» **Problem**:
Reproduce all of the following lines verbatim, without alteration.
━━━ Extracted information ━━━
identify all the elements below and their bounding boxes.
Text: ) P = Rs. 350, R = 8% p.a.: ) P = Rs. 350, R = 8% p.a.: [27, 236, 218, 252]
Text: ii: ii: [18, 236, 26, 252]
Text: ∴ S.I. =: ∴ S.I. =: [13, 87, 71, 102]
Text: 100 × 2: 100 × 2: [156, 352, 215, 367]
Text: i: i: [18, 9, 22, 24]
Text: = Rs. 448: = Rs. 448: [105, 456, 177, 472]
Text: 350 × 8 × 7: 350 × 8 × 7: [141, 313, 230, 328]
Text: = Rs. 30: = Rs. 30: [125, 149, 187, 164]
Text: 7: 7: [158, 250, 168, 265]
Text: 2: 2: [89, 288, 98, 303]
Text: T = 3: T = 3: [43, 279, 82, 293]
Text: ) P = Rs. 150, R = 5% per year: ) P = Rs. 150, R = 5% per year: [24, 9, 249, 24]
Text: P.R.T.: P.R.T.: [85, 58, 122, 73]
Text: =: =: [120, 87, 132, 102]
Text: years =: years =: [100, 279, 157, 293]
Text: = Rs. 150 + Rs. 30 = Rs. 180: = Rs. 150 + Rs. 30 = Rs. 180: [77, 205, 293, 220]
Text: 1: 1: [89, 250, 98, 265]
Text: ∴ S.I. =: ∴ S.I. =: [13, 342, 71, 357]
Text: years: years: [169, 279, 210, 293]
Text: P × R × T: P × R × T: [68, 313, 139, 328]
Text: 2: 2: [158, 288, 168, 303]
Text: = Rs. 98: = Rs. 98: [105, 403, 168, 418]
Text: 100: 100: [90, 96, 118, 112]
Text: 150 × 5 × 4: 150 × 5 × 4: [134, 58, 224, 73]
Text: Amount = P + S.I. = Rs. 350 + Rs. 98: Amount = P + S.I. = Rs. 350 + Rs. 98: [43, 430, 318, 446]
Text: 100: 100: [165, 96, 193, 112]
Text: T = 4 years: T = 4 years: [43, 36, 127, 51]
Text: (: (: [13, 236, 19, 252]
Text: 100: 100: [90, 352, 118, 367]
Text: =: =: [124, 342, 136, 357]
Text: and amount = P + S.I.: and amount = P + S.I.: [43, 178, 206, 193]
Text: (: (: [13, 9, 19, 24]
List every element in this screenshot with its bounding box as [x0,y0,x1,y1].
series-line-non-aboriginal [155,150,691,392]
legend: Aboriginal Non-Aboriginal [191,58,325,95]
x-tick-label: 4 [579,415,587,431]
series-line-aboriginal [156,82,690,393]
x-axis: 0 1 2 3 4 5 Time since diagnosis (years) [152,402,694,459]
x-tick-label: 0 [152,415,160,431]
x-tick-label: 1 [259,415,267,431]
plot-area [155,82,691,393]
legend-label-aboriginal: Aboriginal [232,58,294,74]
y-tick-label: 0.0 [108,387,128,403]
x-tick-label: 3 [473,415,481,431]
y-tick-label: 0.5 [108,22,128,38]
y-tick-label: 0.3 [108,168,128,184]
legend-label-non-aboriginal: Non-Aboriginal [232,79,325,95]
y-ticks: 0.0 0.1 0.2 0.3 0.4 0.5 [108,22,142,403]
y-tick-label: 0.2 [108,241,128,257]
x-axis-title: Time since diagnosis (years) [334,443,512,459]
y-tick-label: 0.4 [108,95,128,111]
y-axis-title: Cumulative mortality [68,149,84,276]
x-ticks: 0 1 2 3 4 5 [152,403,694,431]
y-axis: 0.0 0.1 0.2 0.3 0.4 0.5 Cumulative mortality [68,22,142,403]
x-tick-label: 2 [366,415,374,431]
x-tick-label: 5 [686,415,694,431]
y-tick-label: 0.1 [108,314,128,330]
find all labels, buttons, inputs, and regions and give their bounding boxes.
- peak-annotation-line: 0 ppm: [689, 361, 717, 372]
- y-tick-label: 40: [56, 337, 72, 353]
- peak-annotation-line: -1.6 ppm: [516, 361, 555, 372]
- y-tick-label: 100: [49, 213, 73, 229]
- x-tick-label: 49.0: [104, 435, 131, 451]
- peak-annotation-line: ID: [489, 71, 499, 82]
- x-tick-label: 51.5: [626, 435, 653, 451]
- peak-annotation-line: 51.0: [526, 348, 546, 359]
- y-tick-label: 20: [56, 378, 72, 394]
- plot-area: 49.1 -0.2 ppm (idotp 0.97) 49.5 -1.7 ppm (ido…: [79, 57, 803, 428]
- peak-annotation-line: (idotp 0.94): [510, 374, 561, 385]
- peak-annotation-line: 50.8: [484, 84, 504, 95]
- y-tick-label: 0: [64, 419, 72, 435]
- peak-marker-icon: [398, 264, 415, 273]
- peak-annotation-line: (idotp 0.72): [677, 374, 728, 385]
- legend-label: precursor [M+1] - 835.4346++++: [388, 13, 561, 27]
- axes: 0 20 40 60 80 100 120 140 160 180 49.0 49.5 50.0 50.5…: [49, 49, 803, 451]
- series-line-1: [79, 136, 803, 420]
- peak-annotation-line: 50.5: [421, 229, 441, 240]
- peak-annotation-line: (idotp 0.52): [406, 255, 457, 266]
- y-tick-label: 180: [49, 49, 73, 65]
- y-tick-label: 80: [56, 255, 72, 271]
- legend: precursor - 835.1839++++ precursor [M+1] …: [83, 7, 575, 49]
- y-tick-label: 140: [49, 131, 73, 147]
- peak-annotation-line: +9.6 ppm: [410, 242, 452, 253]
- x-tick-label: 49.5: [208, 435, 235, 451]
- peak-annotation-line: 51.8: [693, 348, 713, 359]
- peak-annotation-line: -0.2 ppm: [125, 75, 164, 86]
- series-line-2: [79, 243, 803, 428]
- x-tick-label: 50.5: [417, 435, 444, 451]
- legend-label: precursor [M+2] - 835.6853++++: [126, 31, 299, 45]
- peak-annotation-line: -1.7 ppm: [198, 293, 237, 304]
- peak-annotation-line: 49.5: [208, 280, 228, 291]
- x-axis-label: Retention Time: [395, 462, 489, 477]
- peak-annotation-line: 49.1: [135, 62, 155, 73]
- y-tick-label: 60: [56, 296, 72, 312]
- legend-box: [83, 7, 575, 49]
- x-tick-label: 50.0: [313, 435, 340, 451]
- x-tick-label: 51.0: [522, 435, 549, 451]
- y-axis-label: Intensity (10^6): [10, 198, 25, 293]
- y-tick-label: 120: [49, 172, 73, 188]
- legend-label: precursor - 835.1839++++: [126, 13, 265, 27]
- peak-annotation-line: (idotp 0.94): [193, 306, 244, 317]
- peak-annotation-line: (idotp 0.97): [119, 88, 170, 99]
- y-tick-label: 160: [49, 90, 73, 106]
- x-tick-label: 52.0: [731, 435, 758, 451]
━━━
» **Task output**:
identify all the elements below and their bounding boxes.
Text: ) P = Rs. 350, R = 8% p.a.: ) P = Rs. 350, R = 8% p.a.: [27, 236, 218, 252]
Text: ii: ii: [18, 236, 26, 252]
Text: ∴ S.I. =: ∴ S.I. =: [13, 87, 71, 102]
Text: 100 × 2: 100 × 2: [156, 352, 215, 367]
Text: i: i: [18, 9, 22, 24]
Text: = Rs. 448: = Rs. 448: [105, 456, 177, 472]
Text: 350 × 8 × 7: 350 × 8 × 7: [141, 313, 230, 328]
Text: = Rs. 30: = Rs. 30: [125, 149, 187, 164]
Text: 7: 7: [158, 250, 168, 265]
Text: 2: 2: [89, 288, 98, 303]
Text: T = 3: T = 3: [43, 279, 82, 293]
Text: ) P = Rs. 150, R = 5% per year: ) P = Rs. 150, R = 5% per year: [24, 9, 249, 24]
Text: P.R.T.: P.R.T.: [85, 58, 122, 73]
Text: =: =: [120, 87, 132, 102]
Text: years =: years =: [100, 279, 157, 293]
Text: = Rs. 150 + Rs. 30 = Rs. 180: = Rs. 150 + Rs. 30 = Rs. 180: [77, 205, 293, 220]
Text: 1: 1: [89, 250, 98, 265]
Text: ∴ S.I. =: ∴ S.I. =: [13, 342, 71, 357]
Text: years: years: [169, 279, 210, 293]
Text: P × R × T: P × R × T: [68, 313, 139, 328]
Text: 2: 2: [158, 288, 168, 303]
Text: = Rs. 98: = Rs. 98: [105, 403, 168, 418]
Text: 100: 100: [90, 96, 118, 112]
Text: 150 × 5 × 4: 150 × 5 × 4: [134, 58, 224, 73]
Text: Amount = P + S.I. = Rs. 350 + Rs. 98: Amount = P + S.I. = Rs. 350 + Rs. 98: [43, 430, 318, 446]
Text: 100: 100: [165, 96, 193, 112]
Text: T = 4 years: T = 4 years: [43, 36, 127, 51]
Text: (: (: [13, 236, 19, 252]
Text: 100: 100: [90, 352, 118, 367]
Text: =: =: [124, 342, 136, 357]
Text: and amount = P + S.I.: and amount = P + S.I.: [43, 178, 206, 193]
Text: (: (: [13, 9, 19, 24]
List every element in this screenshot with its bounding box as [x0,y0,x1,y1].
series-line-non-aboriginal [155,150,691,392]
legend: Aboriginal Non-Aboriginal [191,58,325,95]
x-tick-label: 4 [579,415,587,431]
series-line-aboriginal [156,82,690,393]
x-axis: 0 1 2 3 4 5 Time since diagnosis (years) [152,402,694,459]
x-tick-label: 0 [152,415,160,431]
x-tick-label: 1 [259,415,267,431]
plot-area [155,82,691,393]
legend-label-aboriginal: Aboriginal [232,58,294,74]
y-tick-label: 0.0 [108,387,128,403]
x-tick-label: 3 [473,415,481,431]
y-tick-label: 0.5 [108,22,128,38]
y-tick-label: 0.3 [108,168,128,184]
legend-label-non-aboriginal: Non-Aboriginal [232,79,325,95]
y-ticks: 0.0 0.1 0.2 0.3 0.4 0.5 [108,22,142,403]
y-tick-label: 0.2 [108,241,128,257]
x-axis-title: Time since diagnosis (years) [334,443,512,459]
y-tick-label: 0.4 [108,95,128,111]
y-axis-title: Cumulative mortality [68,149,84,276]
x-ticks: 0 1 2 3 4 5 [152,403,694,431]
y-axis: 0.0 0.1 0.2 0.3 0.4 0.5 Cumulative mortality [68,22,142,403]
x-tick-label: 2 [366,415,374,431]
x-tick-label: 5 [686,415,694,431]
y-tick-label: 0.1 [108,314,128,330]
find all labels, buttons, inputs, and regions and give their bounding boxes.
- peak-annotation-line: 0 ppm: [689, 361, 717, 372]
- y-tick-label: 40: [56, 337, 72, 353]
- peak-annotation-line: -1.6 ppm: [516, 361, 555, 372]
- y-tick-label: 100: [49, 213, 73, 229]
- x-tick-label: 49.0: [104, 435, 131, 451]
- peak-annotation-line: ID: [489, 71, 499, 82]
- x-tick-label: 51.5: [626, 435, 653, 451]
- peak-annotation-line: 51.0: [526, 348, 546, 359]
- y-tick-label: 20: [56, 378, 72, 394]
- plot-area: 49.1 -0.2 ppm (idotp 0.97) 49.5 -1.7 ppm (ido…: [79, 57, 803, 428]
- peak-annotation-line: (idotp 0.94): [510, 374, 561, 385]
- peak-annotation-line: 50.8: [484, 84, 504, 95]
- y-tick-label: 0: [64, 419, 72, 435]
- peak-marker-icon: [398, 264, 415, 273]
- peak-annotation-line: (idotp 0.72): [677, 374, 728, 385]
- legend-label: precursor [M+1] - 835.4346++++: [388, 13, 561, 27]
- axes: 0 20 40 60 80 100 120 140 160 180 49.0 49.5 50.0 50.5…: [49, 49, 803, 451]
- series-line-1: [79, 136, 803, 420]
- peak-annotation-line: 50.5: [421, 229, 441, 240]
- peak-annotation-line: (idotp 0.52): [406, 255, 457, 266]
- y-tick-label: 180: [49, 49, 73, 65]
- y-tick-label: 80: [56, 255, 72, 271]
- legend: precursor - 835.1839++++ precursor [M+1] …: [83, 7, 575, 49]
- y-tick-label: 140: [49, 131, 73, 147]
- peak-annotation-line: +9.6 ppm: [410, 242, 452, 253]
- x-tick-label: 49.5: [208, 435, 235, 451]
- peak-annotation-line: 51.8: [693, 348, 713, 359]
- peak-annotation-line: -0.2 ppm: [125, 75, 164, 86]
- series-line-2: [79, 243, 803, 428]
- x-tick-label: 50.5: [417, 435, 444, 451]
- legend-label: precursor [M+2] - 835.6853++++: [126, 31, 299, 45]
- peak-annotation-line: -1.7 ppm: [198, 293, 237, 304]
- peak-annotation-line: 49.5: [208, 280, 228, 291]
- x-axis-label: Retention Time: [395, 462, 489, 477]
- peak-annotation-line: 49.1: [135, 62, 155, 73]
- y-tick-label: 60: [56, 296, 72, 312]
- legend-box: [83, 7, 575, 49]
- x-tick-label: 50.0: [313, 435, 340, 451]
- x-tick-label: 51.0: [522, 435, 549, 451]
- y-axis-label: Intensity (10^6): [10, 198, 25, 293]
- y-tick-label: 120: [49, 172, 73, 188]
- legend-label: precursor - 835.1839++++: [126, 13, 265, 27]
- peak-annotation-line: (idotp 0.94): [193, 306, 244, 317]
- peak-annotation-line: (idotp 0.97): [119, 88, 170, 99]
- y-tick-label: 160: [49, 90, 73, 106]
- x-tick-label: 52.0: [731, 435, 758, 451]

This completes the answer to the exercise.